AIM OF THE EXERCISE → Check each line for the word "units" and give how many have it. Say nothing else.

──────── DATA TO PROCESS

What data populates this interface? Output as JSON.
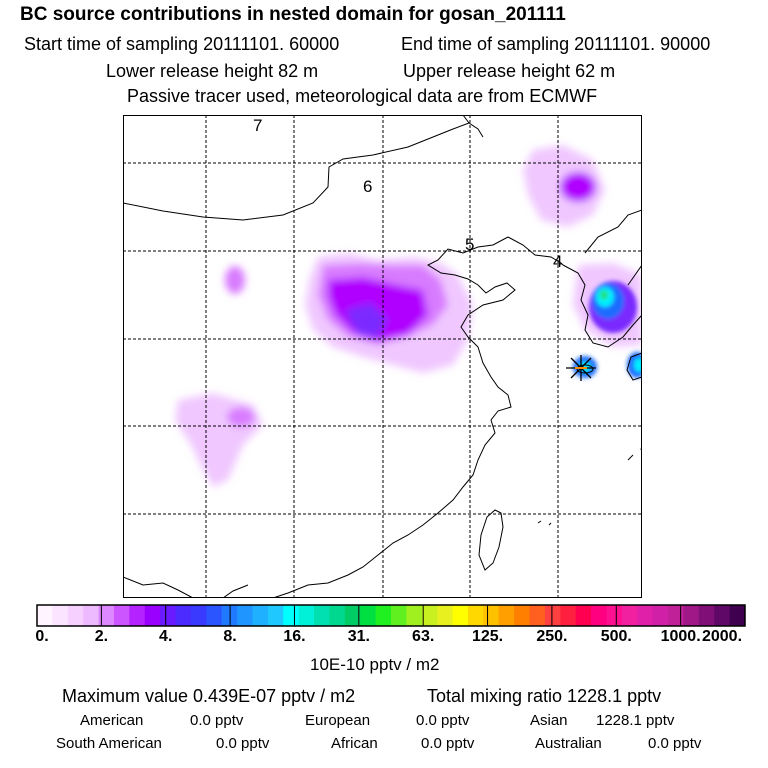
{
  "header": {
    "title": "BC  source contributions in nested domain for gosan_201111",
    "start_label": "Start time of sampling 20111101. 60000",
    "end_label": "End time of sampling 20111101. 90000",
    "lower_label": "Lower release height   82 m",
    "upper_label": "Upper release height   62 m",
    "info": "Passive tracer used, meteorological data are from ECMWF"
  },
  "map": {
    "day_labels": [
      "7",
      "6",
      "5",
      "4"
    ],
    "receptor_marker": "star-receptor",
    "contour_colors": {
      "light": "#f0c8ff",
      "mid": "#d87cff",
      "purple": "#b000ff",
      "deep": "#7a2bff",
      "blue": "#1a6cff",
      "cyan": "#00f0ff",
      "green": "#20e070"
    }
  },
  "colorbar": {
    "tick_labels": [
      "0.",
      "2.",
      "4.",
      "8.",
      "16.",
      "31.",
      "63.",
      "125.",
      "250.",
      "500.",
      "1000.",
      "2000."
    ],
    "colors": [
      "#fff4ff",
      "#fbe4ff",
      "#f6d0ff",
      "#eebaff",
      "#dd88ff",
      "#cc55ff",
      "#b322ff",
      "#9900ff",
      "#6a1aff",
      "#4b2bff",
      "#3a3aff",
      "#2a55ff",
      "#1f7aff",
      "#1f95ff",
      "#1fb0ff",
      "#1fc8ff",
      "#00ffff",
      "#00f0d8",
      "#00e0b0",
      "#00d890",
      "#00cc66",
      "#00e040",
      "#20f020",
      "#60f020",
      "#a0f020",
      "#c8f020",
      "#e8f020",
      "#ffff00",
      "#ffd800",
      "#ffc000",
      "#ffa000",
      "#ff8000",
      "#ff6020",
      "#ff4040",
      "#ff2040",
      "#ff0050",
      "#ff0080",
      "#ff1090",
      "#f020a0",
      "#e020a8",
      "#d020a8",
      "#c02098",
      "#a01888",
      "#801078",
      "#600868",
      "#400050"
    ],
    "units": "10E-10 pptv / m2"
  },
  "summary": {
    "max_value": "Maximum value  0.439E-07 pptv / m2",
    "total_mixing": "Total mixing ratio      1228.1 pptv",
    "american": "American",
    "american_val": "0.0 pptv",
    "european": "European",
    "european_val": "0.0 pptv",
    "asian": "Asian",
    "asian_val": "1228.1 pptv",
    "south_american": "South American",
    "south_american_val": "0.0 pptv",
    "african": "African",
    "african_val": "0.0 pptv",
    "australian": "Australian",
    "australian_val": "0.0 pptv"
  }
}
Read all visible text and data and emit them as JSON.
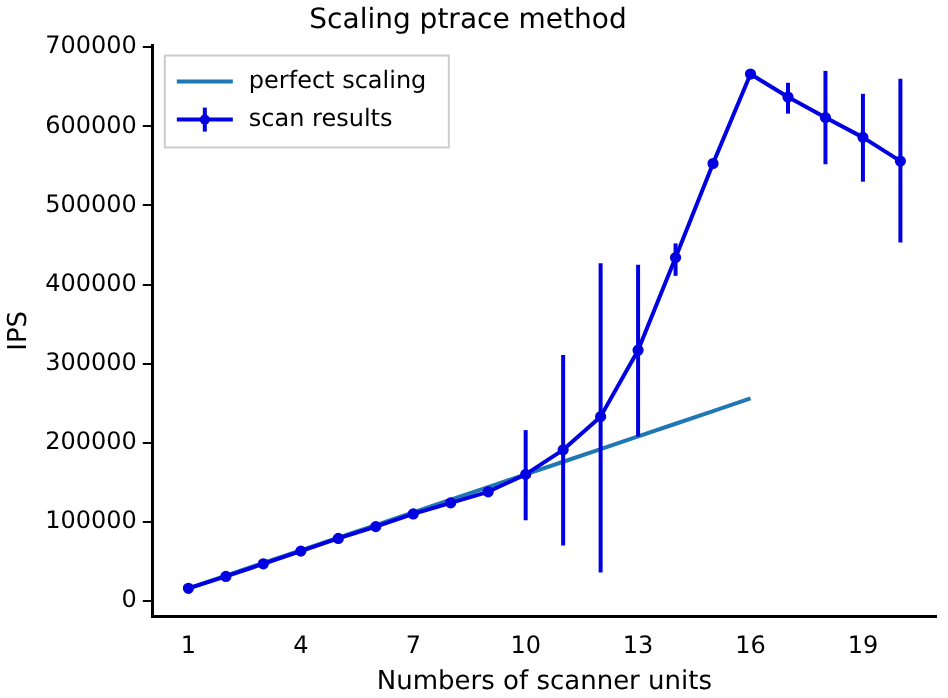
{
  "chart_data": {
    "type": "line",
    "title": "Scaling ptrace method",
    "xlabel": "Numbers of scanner units",
    "ylabel": "IPS",
    "xlim": [
      0.05,
      20.95
    ],
    "xticks": [
      1,
      4,
      7,
      10,
      13,
      16,
      19
    ],
    "ylim": [
      -19000,
      702000
    ],
    "yticks": [
      0,
      100000,
      200000,
      300000,
      400000,
      500000,
      600000,
      700000
    ],
    "grid": false,
    "legend": "top left",
    "series": [
      {
        "name": "perfect scaling",
        "color": "#1f77b4",
        "marker": "none",
        "x": [
          1,
          2,
          3,
          4,
          5,
          6,
          7,
          8,
          9,
          10,
          11,
          12,
          13,
          14,
          15,
          16
        ],
        "values": [
          16000,
          32000,
          48000,
          64000,
          80000,
          96000,
          112000,
          128000,
          144000,
          160000,
          176000,
          192000,
          208000,
          224000,
          240000,
          256000
        ]
      },
      {
        "name": "scan results",
        "color": "#0000e0",
        "marker": "circle",
        "x": [
          1,
          2,
          3,
          4,
          5,
          6,
          7,
          8,
          9,
          10,
          11,
          12,
          13,
          14,
          15,
          16,
          17,
          18,
          19,
          20
        ],
        "values": [
          16000,
          31000,
          47000,
          63000,
          79000,
          94000,
          110000,
          124000,
          138000,
          160000,
          191000,
          233000,
          317000,
          434000,
          553000,
          666000,
          637000,
          611000,
          586000,
          556000
        ],
        "errors": [
          null,
          null,
          null,
          null,
          null,
          null,
          null,
          null,
          null,
          [
            102000,
            216000
          ],
          [
            70000,
            311000
          ],
          [
            36000,
            427000
          ],
          [
            208000,
            425000
          ],
          [
            411000,
            452000
          ],
          null,
          null,
          [
            616000,
            655000
          ],
          [
            552000,
            670000
          ],
          [
            530000,
            641000
          ],
          [
            453000,
            660000
          ]
        ]
      }
    ]
  }
}
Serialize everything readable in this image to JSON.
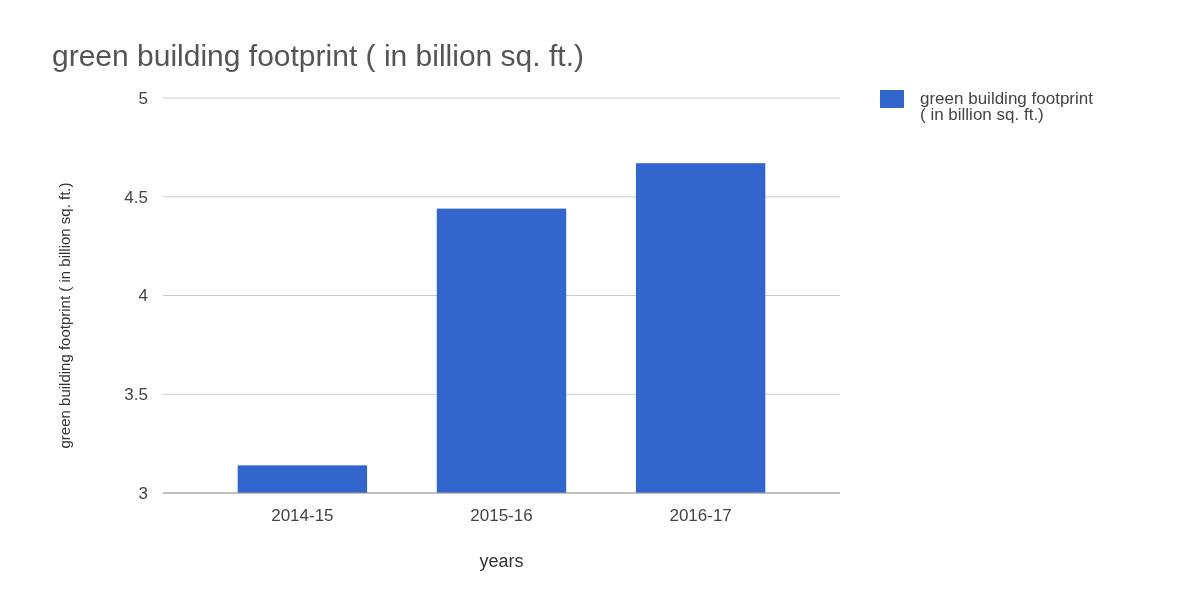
{
  "chart_data": {
    "type": "bar",
    "title": "green building footprint ( in billion sq. ft.)",
    "xlabel": "years",
    "ylabel": "green building footprint ( in billion sq. ft.)",
    "categories": [
      "2014-15",
      "2015-16",
      "2016-17"
    ],
    "series": [
      {
        "name": "green building footprint ( in billion sq. ft.)",
        "color": "#3366cc",
        "values": [
          3.14,
          4.44,
          4.67
        ]
      }
    ],
    "ylim": [
      3,
      5
    ],
    "yticks": [
      3,
      3.5,
      4,
      4.5,
      5
    ],
    "grid": "y",
    "legend": "top right"
  }
}
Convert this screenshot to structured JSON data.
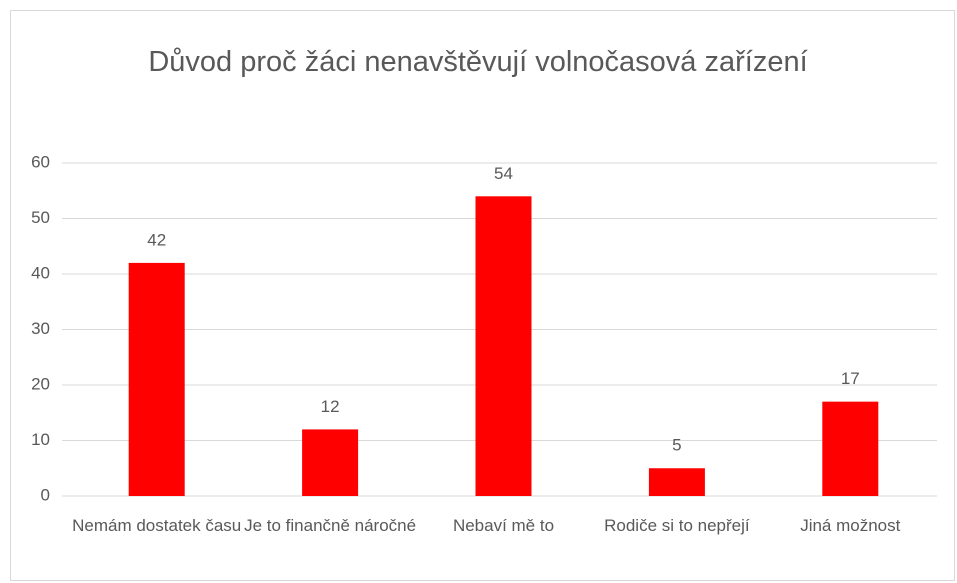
{
  "chart_data": {
    "type": "bar",
    "title": "Důvod proč žáci nenavštěvují volnočasová zařízení",
    "categories": [
      "Nemám dostatek času",
      "Je to finančně náročné",
      "Nebaví mě to",
      "Rodiče si to nepřejí",
      "Jiná možnost"
    ],
    "values": [
      42,
      12,
      54,
      5,
      17
    ],
    "color": "#ff0000",
    "ylim": [
      0,
      60
    ],
    "yticks": [
      0,
      10,
      20,
      30,
      40,
      50,
      60
    ],
    "grid": true
  }
}
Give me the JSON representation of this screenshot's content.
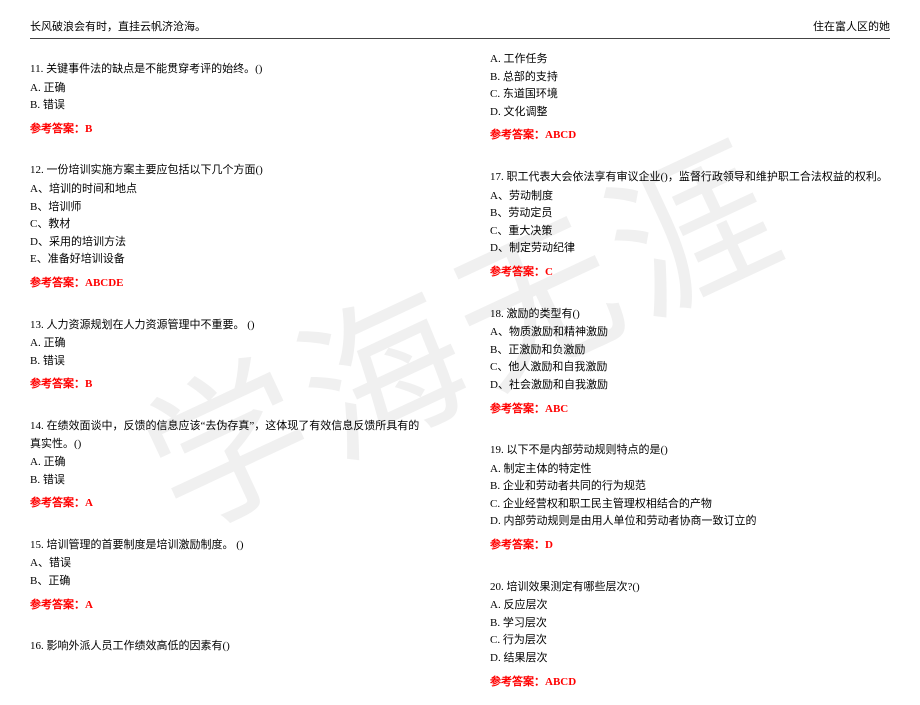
{
  "watermarkText": "学海无涯",
  "header": {
    "left": "长风破浪会有时，直挂云帆济沧海。",
    "right": "住在富人区的她"
  },
  "answerPrefix": "参考答案：",
  "left": {
    "q11": {
      "stem": "11. 关键事件法的缺点是不能贯穿考评的始终。()",
      "opts": [
        "A. 正确",
        "B. 错误"
      ],
      "ans": "B"
    },
    "q12": {
      "stem": "12. 一份培训实施方案主要应包括以下几个方面()",
      "opts": [
        "A、培训的时间和地点",
        "B、培训师",
        "C、教材",
        "D、采用的培训方法",
        "E、准备好培训设备"
      ],
      "ans": "ABCDE"
    },
    "q13": {
      "stem": "13. 人力资源规划在人力资源管理中不重要。 ()",
      "opts": [
        "A. 正确",
        "B. 错误"
      ],
      "ans": "B"
    },
    "q14": {
      "stem": "14. 在绩效面谈中，反馈的信息应该“去伪存真”，这体现了有效信息反馈所具有的真实性。()",
      "opts": [
        "A. 正确",
        "B. 错误"
      ],
      "ans": "A"
    },
    "q15": {
      "stem": "15. 培训管理的首要制度是培训激励制度。 ()",
      "opts": [
        "A、错误",
        "B、正确"
      ],
      "ans": "A"
    },
    "q16": {
      "stem": "16. 影响外派人员工作绩效高低的因素有()"
    }
  },
  "right": {
    "q16opts": {
      "opts": [
        "A. 工作任务",
        "B. 总部的支持",
        "C. 东道国环境",
        "D. 文化调整"
      ],
      "ans": "ABCD"
    },
    "q17": {
      "stem": "17. 职工代表大会依法享有审议企业()，监督行政领导和维护职工合法权益的权利。",
      "opts": [
        "A、劳动制度",
        "B、劳动定员",
        "C、重大决策",
        "D、制定劳动纪律"
      ],
      "ans": "C"
    },
    "q18": {
      "stem": "18. 激励的类型有()",
      "opts": [
        "A、物质激励和精神激励",
        "B、正激励和负激励",
        "C、他人激励和自我激励",
        "D、社会激励和自我激励"
      ],
      "ans": "ABC"
    },
    "q19": {
      "stem": "19. 以下不是内部劳动规则特点的是()",
      "opts": [
        "A. 制定主体的特定性",
        "B. 企业和劳动者共同的行为规范",
        "C. 企业经营权和职工民主管理权相结合的产物",
        "D. 内部劳动规则是由用人单位和劳动者协商一致订立的"
      ],
      "ans": "D"
    },
    "q20": {
      "stem": "20. 培训效果测定有哪些层次?()",
      "opts": [
        "A. 反应层次",
        "B. 学习层次",
        "C. 行为层次",
        "D. 结果层次"
      ],
      "ans": "ABCD"
    }
  }
}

────────────────

SOLVED EXERCISE → 2